DATA SUPPLIED.
○ ○ ○ ○ ○ ○ ○
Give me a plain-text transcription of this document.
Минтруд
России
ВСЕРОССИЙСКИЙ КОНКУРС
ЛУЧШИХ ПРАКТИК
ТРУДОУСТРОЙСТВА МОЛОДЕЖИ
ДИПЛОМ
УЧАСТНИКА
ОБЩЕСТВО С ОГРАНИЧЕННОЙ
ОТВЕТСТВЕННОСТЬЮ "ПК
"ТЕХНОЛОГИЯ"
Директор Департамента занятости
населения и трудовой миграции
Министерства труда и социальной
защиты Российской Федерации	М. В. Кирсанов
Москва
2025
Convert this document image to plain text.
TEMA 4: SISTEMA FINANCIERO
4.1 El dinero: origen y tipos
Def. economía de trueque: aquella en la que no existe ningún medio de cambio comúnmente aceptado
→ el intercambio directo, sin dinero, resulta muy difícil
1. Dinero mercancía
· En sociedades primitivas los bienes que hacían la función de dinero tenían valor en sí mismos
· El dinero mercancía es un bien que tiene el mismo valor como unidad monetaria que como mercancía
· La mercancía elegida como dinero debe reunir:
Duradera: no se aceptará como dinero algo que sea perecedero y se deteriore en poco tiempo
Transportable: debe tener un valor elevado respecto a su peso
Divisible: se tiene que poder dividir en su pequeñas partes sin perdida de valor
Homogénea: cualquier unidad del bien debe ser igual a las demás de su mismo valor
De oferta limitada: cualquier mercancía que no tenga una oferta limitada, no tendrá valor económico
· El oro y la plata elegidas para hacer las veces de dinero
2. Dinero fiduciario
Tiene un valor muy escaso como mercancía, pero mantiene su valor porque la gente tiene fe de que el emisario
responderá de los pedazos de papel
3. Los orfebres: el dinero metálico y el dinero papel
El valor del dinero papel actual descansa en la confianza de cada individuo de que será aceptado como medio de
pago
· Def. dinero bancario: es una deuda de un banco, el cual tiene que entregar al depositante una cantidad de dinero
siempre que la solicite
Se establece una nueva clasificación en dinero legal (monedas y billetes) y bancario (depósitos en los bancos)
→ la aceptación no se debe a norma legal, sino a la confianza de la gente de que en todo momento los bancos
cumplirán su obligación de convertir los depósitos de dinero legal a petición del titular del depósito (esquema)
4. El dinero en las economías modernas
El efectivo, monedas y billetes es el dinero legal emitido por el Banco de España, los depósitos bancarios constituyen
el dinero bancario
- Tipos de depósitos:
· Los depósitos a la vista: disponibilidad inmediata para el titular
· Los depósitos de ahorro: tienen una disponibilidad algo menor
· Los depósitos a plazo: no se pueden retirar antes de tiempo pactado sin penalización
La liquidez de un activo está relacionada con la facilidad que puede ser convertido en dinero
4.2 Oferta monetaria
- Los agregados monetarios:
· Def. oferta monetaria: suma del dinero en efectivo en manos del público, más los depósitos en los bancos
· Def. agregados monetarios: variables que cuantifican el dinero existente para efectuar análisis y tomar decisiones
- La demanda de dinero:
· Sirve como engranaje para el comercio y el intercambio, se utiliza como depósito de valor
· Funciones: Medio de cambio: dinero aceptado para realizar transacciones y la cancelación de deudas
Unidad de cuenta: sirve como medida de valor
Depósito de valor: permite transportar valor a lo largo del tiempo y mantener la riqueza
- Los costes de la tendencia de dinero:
○ ○ ○ ○ ○ ○ ○
YOUR OBJECTIVE. Pull out every line of the records above that contains the word "monedas".

TASK ANSWER.
Se establece una nueva clasificación en dinero legal (monedas y billetes) y bancario (depósitos en los bancos)
El efectivo, monedas y billetes es el dinero legal emitido por el Banco de España, los depósitos bancarios constituyen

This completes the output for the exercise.